▸ Goal of the exercise
Report how many lines below contain the word "color", and give only that number.

Entries from a visual dataset

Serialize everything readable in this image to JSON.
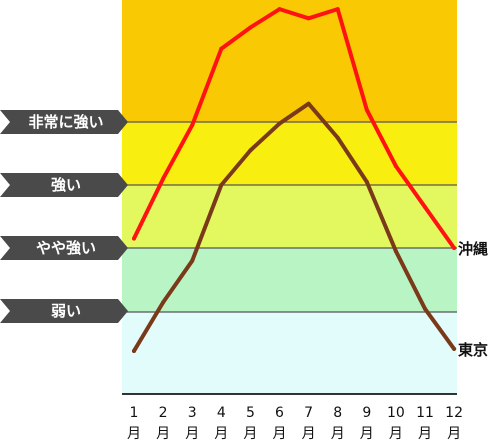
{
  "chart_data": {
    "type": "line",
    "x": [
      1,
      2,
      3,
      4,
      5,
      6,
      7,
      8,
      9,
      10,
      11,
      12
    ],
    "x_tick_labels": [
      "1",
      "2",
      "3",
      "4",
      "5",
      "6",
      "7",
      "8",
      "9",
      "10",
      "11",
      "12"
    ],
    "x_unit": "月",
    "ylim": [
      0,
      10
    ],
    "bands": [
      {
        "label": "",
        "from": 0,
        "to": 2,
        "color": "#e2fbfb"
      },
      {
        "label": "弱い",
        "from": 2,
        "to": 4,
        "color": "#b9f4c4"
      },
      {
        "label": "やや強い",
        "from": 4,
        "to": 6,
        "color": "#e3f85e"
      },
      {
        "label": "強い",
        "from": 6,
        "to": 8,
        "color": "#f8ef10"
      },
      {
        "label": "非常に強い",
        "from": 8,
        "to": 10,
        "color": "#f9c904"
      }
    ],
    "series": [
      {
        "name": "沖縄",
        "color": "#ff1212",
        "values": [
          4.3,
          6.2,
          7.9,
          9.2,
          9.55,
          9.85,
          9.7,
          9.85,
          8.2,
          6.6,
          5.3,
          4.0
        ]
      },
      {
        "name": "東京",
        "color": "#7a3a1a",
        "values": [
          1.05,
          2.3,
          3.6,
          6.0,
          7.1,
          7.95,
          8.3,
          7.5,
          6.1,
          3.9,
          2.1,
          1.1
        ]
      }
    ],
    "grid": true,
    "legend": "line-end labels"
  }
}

▸ Right answer
7